Below is a listing. Gather each line of it that contains "temperature".
═══ THE INPUT ═══
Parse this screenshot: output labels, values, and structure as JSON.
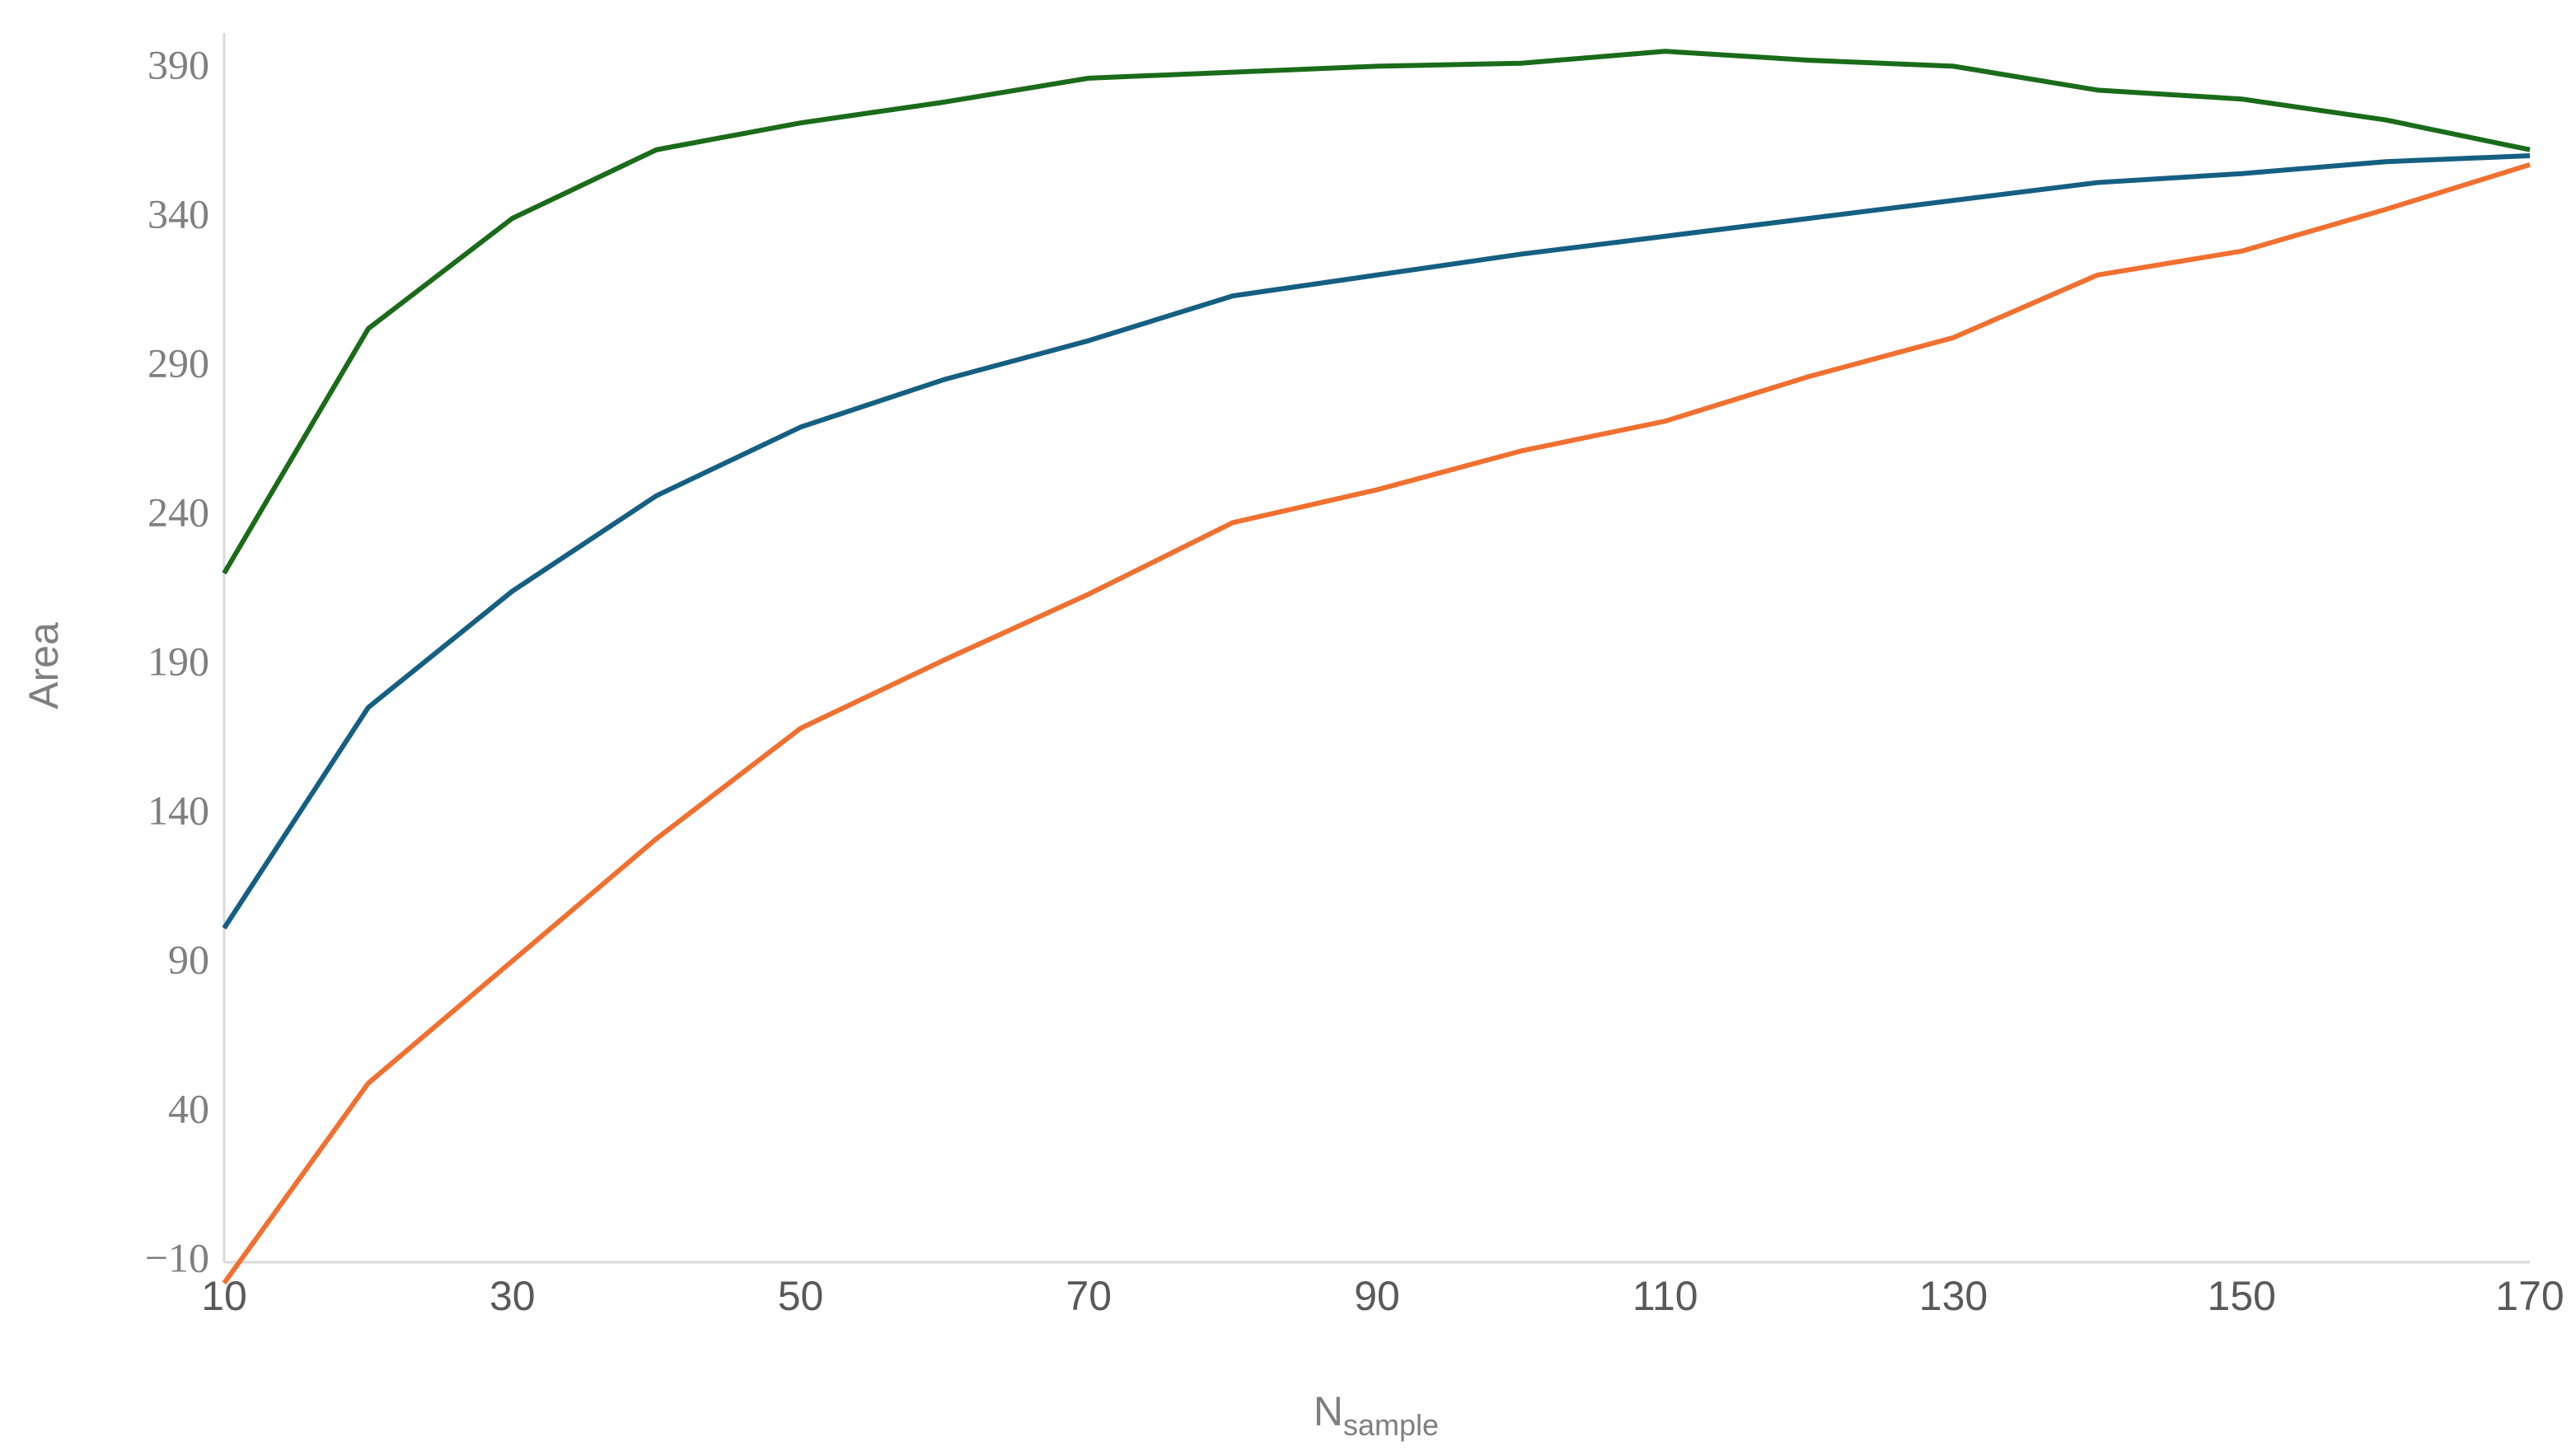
{
  "chart_data": {
    "type": "line",
    "x": [
      10,
      20,
      30,
      40,
      50,
      60,
      70,
      80,
      90,
      100,
      110,
      120,
      130,
      140,
      150,
      160,
      170
    ],
    "series": [
      {
        "color": "#1a6b1a",
        "values": [
          221,
          303,
          340,
          363,
          372,
          379,
          387,
          389,
          391,
          392,
          396,
          393,
          391,
          383,
          380,
          373,
          363
        ]
      },
      {
        "color": "#155f82",
        "values": [
          102,
          176,
          215,
          247,
          270,
          286,
          299,
          314,
          321,
          328,
          334,
          340,
          346,
          352,
          355,
          359,
          361
        ]
      },
      {
        "color": "#f07030",
        "values": [
          -17,
          50,
          91,
          132,
          169,
          192,
          214,
          238,
          249,
          262,
          272,
          287,
          300,
          321,
          329,
          343,
          358
        ]
      }
    ],
    "xlim": [
      10,
      170
    ],
    "xticks": [
      10,
      30,
      50,
      70,
      90,
      110,
      130,
      150,
      170
    ],
    "ylim": [
      -10,
      390
    ],
    "yticks": [
      {
        "value": -10,
        "label": "−10"
      },
      40,
      90,
      140,
      190,
      240,
      290,
      340,
      390
    ],
    "ylabel": "Area",
    "xlabel": "N",
    "xlabel_subscript": "sample",
    "grid": false
  }
}
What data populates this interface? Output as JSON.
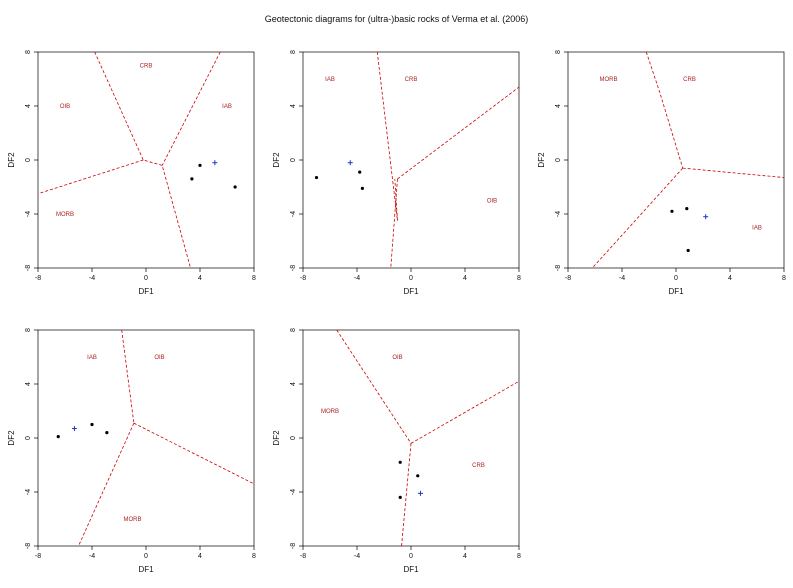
{
  "title": "Geotectonic diagrams for (ultra-)basic rocks of Verma et al. (2006)",
  "colors": {
    "boundary": "#cc0000",
    "label": "#aa2222",
    "sample": "#000000",
    "mean": "#2233cc",
    "axis": "#000000"
  },
  "chart_data": [
    {
      "type": "scatter",
      "xlabel": "DF1",
      "ylabel": "DF2",
      "xlim": [
        -8,
        8
      ],
      "ylim": [
        -8,
        8
      ],
      "xticks": [
        "-8",
        "-4",
        "0",
        "4",
        "8"
      ],
      "yticks": [
        "-8",
        "-4",
        "0",
        "4",
        "8"
      ],
      "fields": [
        {
          "name": "CRB",
          "x": 0,
          "y": 7
        },
        {
          "name": "OIB",
          "x": -6,
          "y": 4
        },
        {
          "name": "IAB",
          "x": 6,
          "y": 4
        },
        {
          "name": "MORB",
          "x": -6,
          "y": -4
        }
      ],
      "boundaries": [
        [
          [
            -3.8,
            8
          ],
          [
            -0.2,
            0
          ],
          [
            1.2,
            -0.4
          ],
          [
            3.3,
            -8
          ]
        ],
        [
          [
            5.5,
            8
          ],
          [
            1.2,
            -0.4
          ]
        ],
        [
          [
            -0.2,
            0
          ],
          [
            -8,
            -2.5
          ]
        ]
      ],
      "samples": [
        [
          4,
          -0.4
        ],
        [
          3.4,
          -1.4
        ],
        [
          6.6,
          -2
        ]
      ],
      "mean": [
        [
          5.1,
          -0.2
        ]
      ]
    },
    {
      "type": "scatter",
      "xlabel": "DF1",
      "ylabel": "DF2",
      "xlim": [
        -8,
        8
      ],
      "ylim": [
        -8,
        8
      ],
      "xticks": [
        "-8",
        "-4",
        "0",
        "4",
        "8"
      ],
      "yticks": [
        "-8",
        "-4",
        "0",
        "4",
        "8"
      ],
      "fields": [
        {
          "name": "IAB",
          "x": -6,
          "y": 6
        },
        {
          "name": "CRB",
          "x": 0,
          "y": 6
        },
        {
          "name": "OIB",
          "x": 6,
          "y": -3
        }
      ],
      "boundaries": [
        [
          [
            -2.5,
            8
          ],
          [
            -1,
            -4.5
          ],
          [
            -1.2,
            -1.4
          ]
        ],
        [
          [
            -1,
            -1.4
          ],
          [
            8,
            5.4
          ]
        ],
        [
          [
            -1,
            -1.4
          ],
          [
            -1.5,
            -8
          ]
        ]
      ],
      "samples": [
        [
          -7,
          -1.3
        ],
        [
          -3.8,
          -0.9
        ],
        [
          -3.6,
          -2.1
        ]
      ],
      "mean": [
        [
          -4.5,
          -0.2
        ]
      ]
    },
    {
      "type": "scatter",
      "xlabel": "DF1",
      "ylabel": "DF2",
      "xlim": [
        -8,
        8
      ],
      "ylim": [
        -8,
        8
      ],
      "xticks": [
        "-8",
        "-4",
        "0",
        "4",
        "8"
      ],
      "yticks": [
        "-8",
        "-4",
        "0",
        "4",
        "8"
      ],
      "fields": [
        {
          "name": "MORB",
          "x": -5,
          "y": 6
        },
        {
          "name": "CRB",
          "x": 1,
          "y": 6
        },
        {
          "name": "IAB",
          "x": 6,
          "y": -5
        }
      ],
      "boundaries": [
        [
          [
            -2.2,
            8
          ],
          [
            -1.2,
            5
          ],
          [
            0.5,
            -0.6
          ]
        ],
        [
          [
            0.5,
            -0.6
          ],
          [
            8,
            -1.3
          ]
        ],
        [
          [
            0.5,
            -0.6
          ],
          [
            -6.2,
            -8
          ]
        ]
      ],
      "samples": [
        [
          -0.3,
          -3.8
        ],
        [
          0.8,
          -3.6
        ],
        [
          0.9,
          -6.7
        ]
      ],
      "mean": [
        [
          2.2,
          -4.2
        ]
      ]
    },
    {
      "type": "scatter",
      "xlabel": "DF1",
      "ylabel": "DF2",
      "xlim": [
        -8,
        8
      ],
      "ylim": [
        -8,
        8
      ],
      "xticks": [
        "-8",
        "-4",
        "0",
        "4",
        "8"
      ],
      "yticks": [
        "-8",
        "-4",
        "0",
        "4",
        "8"
      ],
      "fields": [
        {
          "name": "IAB",
          "x": -4,
          "y": 6
        },
        {
          "name": "OIB",
          "x": 1,
          "y": 6
        },
        {
          "name": "MORB",
          "x": -1,
          "y": -6
        }
      ],
      "boundaries": [
        [
          [
            -1.8,
            8
          ],
          [
            -0.9,
            1.1
          ]
        ],
        [
          [
            -0.9,
            1.1
          ],
          [
            8,
            -3.4
          ]
        ],
        [
          [
            -0.9,
            1.1
          ],
          [
            -5,
            -8
          ]
        ]
      ],
      "samples": [
        [
          -6.5,
          0.1
        ],
        [
          -4,
          1
        ],
        [
          -2.9,
          0.4
        ]
      ],
      "mean": [
        [
          -5.3,
          0.7
        ]
      ]
    },
    {
      "type": "scatter",
      "xlabel": "DF1",
      "ylabel": "DF2",
      "xlim": [
        -8,
        8
      ],
      "ylim": [
        -8,
        8
      ],
      "xticks": [
        "-8",
        "-4",
        "0",
        "4",
        "8"
      ],
      "yticks": [
        "-8",
        "-4",
        "0",
        "4",
        "8"
      ],
      "fields": [
        {
          "name": "OIB",
          "x": -1,
          "y": 6
        },
        {
          "name": "MORB",
          "x": -6,
          "y": 2
        },
        {
          "name": "CRB",
          "x": 5,
          "y": -2
        }
      ],
      "boundaries": [
        [
          [
            -5.5,
            8
          ],
          [
            0,
            -0.4
          ]
        ],
        [
          [
            0,
            -0.4
          ],
          [
            8,
            4.2
          ]
        ],
        [
          [
            0,
            -0.4
          ],
          [
            -0.7,
            -8
          ]
        ]
      ],
      "samples": [
        [
          -0.8,
          -1.8
        ],
        [
          0.5,
          -2.8
        ],
        [
          -0.8,
          -4.4
        ]
      ],
      "mean": [
        [
          0.7,
          -4.1
        ]
      ]
    }
  ]
}
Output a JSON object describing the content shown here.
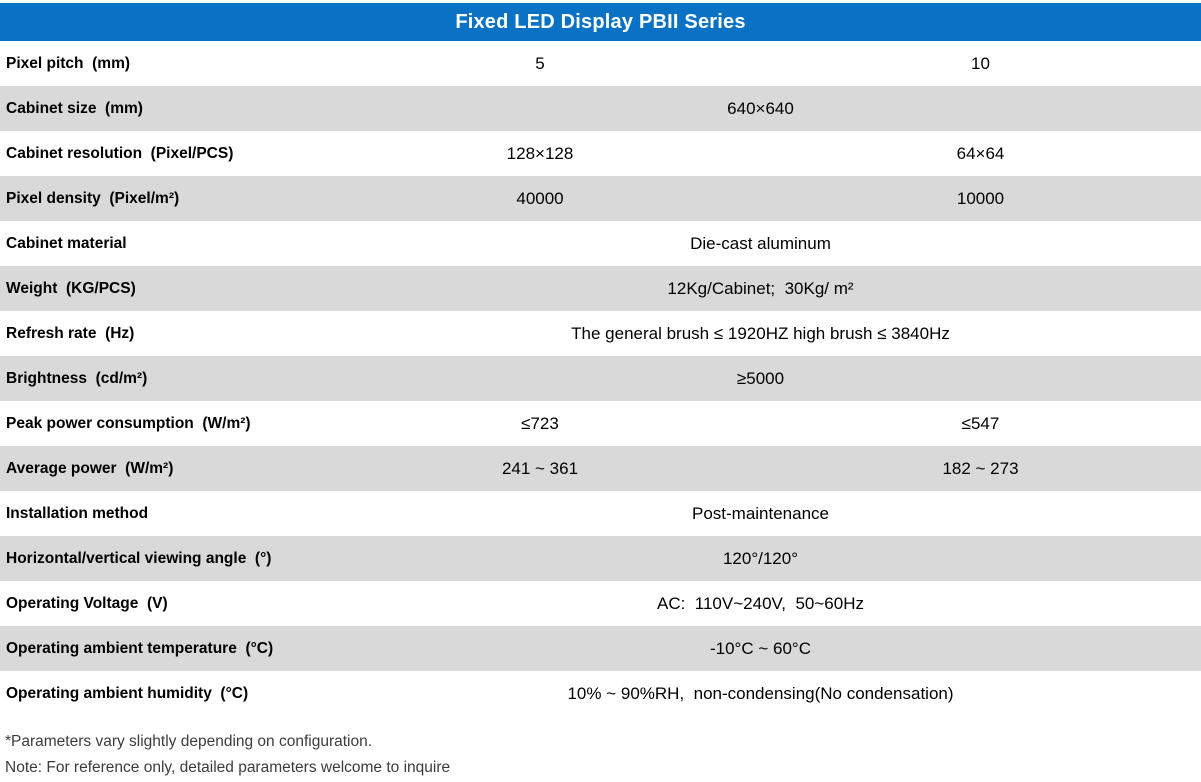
{
  "title": "Fixed LED Display PBII Series",
  "colors": {
    "header_bg": "#0A72C5",
    "alt_row_bg": "#D9D9D9",
    "header_text": "#FFFFFF",
    "body_text": "#000000",
    "note_text": "#3C3C3C"
  },
  "table": {
    "rows": [
      {
        "label": "Pixel pitch  (mm)",
        "col2": "5",
        "col3": "10"
      },
      {
        "label": "Cabinet size  (mm)",
        "value": "640×640"
      },
      {
        "label": "Cabinet resolution  (Pixel/PCS)",
        "col2": "128×128",
        "col3": "64×64"
      },
      {
        "label": "Pixel density  (Pixel/m²)",
        "col2": "40000",
        "col3": "10000"
      },
      {
        "label": "Cabinet material",
        "value": "Die-cast aluminum"
      },
      {
        "label": "Weight  (KG/PCS)",
        "value": "12Kg/Cabinet;  30Kg/ m²"
      },
      {
        "label": "Refresh rate  (Hz)",
        "value": "The general brush ≤ 1920HZ high brush ≤ 3840Hz"
      },
      {
        "label": "Brightness  (cd/m²)",
        "value": "≥5000"
      },
      {
        "label": "Peak power consumption  (W/m²)",
        "col2": "≤723",
        "col3": "≤547"
      },
      {
        "label": "Average power  (W/m²)",
        "col2": "241 ~ 361",
        "col3": "182 ~ 273"
      },
      {
        "label": "Installation method",
        "value": "Post-maintenance"
      },
      {
        "label": "Horizontal/vertical viewing angle  (°)",
        "value": "120°/120°"
      },
      {
        "label": "Operating Voltage  (V)",
        "value": "AC:  110V~240V,  50~60Hz"
      },
      {
        "label": "Operating ambient temperature  (°C)",
        "value": "-10°C ~ 60°C"
      },
      {
        "label": "Operating ambient humidity  (°C)",
        "value": "10% ~ 90%RH,  non-condensing(No condensation)"
      }
    ]
  },
  "notes": [
    "*Parameters vary slightly depending on configuration.",
    "Note: For reference only, detailed parameters welcome to inquire"
  ]
}
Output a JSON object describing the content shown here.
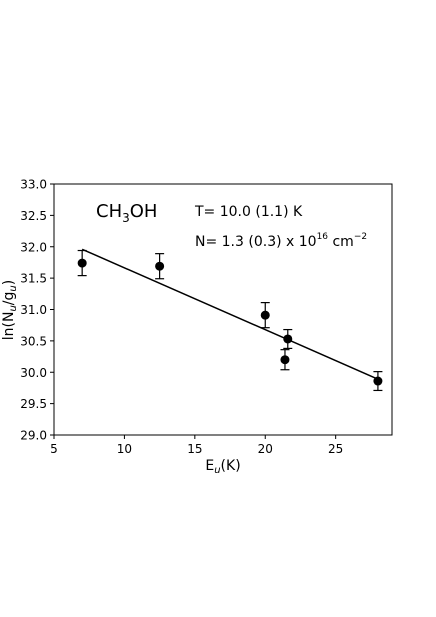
{
  "chart_data": {
    "type": "scatter",
    "xlabel": "E",
    "xlabel_sub": "u",
    "xlabel_unit": "(K)",
    "ylabel_prefix": "ln(N",
    "ylabel_sub1": "u",
    "ylabel_mid": "/g",
    "ylabel_sub2": "u",
    "ylabel_suffix": ")",
    "xlim": [
      5,
      29
    ],
    "ylim": [
      29.0,
      33.0
    ],
    "xticks": [
      5,
      10,
      15,
      20,
      25
    ],
    "xtick_labels": [
      "5",
      "10",
      "15",
      "20",
      "25"
    ],
    "yticks": [
      29.0,
      29.5,
      30.0,
      30.5,
      31.0,
      31.5,
      32.0,
      32.5,
      33.0
    ],
    "ytick_labels": [
      "29.0",
      "29.5",
      "30.0",
      "30.5",
      "31.0",
      "31.5",
      "32.0",
      "32.5",
      "33.0"
    ],
    "grid": false,
    "points": [
      {
        "x": 7.0,
        "y": 31.74,
        "err": 0.2
      },
      {
        "x": 12.5,
        "y": 31.69,
        "err": 0.2
      },
      {
        "x": 20.0,
        "y": 30.91,
        "err": 0.2
      },
      {
        "x": 21.4,
        "y": 30.2,
        "err": 0.16
      },
      {
        "x": 21.6,
        "y": 30.53,
        "err": 0.15
      },
      {
        "x": 28.0,
        "y": 29.86,
        "err": 0.15
      }
    ],
    "fit_line": {
      "x": [
        7.0,
        28.0
      ],
      "y": [
        31.96,
        29.89
      ]
    },
    "annotations": {
      "molecule_pre": "CH",
      "molecule_sub": "3",
      "molecule_post": "OH",
      "temperature": "T= 10.0 (1.1) K",
      "column_density_pre": "N= 1.3 (0.3) x 10",
      "column_density_exp": "16",
      "column_density_unit": " cm",
      "column_density_unit_exp": "−2"
    }
  }
}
═══
**REPLY**
        "label": "Operating ambient temperature  (°C)",
      "temperature": "T= 10.0 (1.1) K",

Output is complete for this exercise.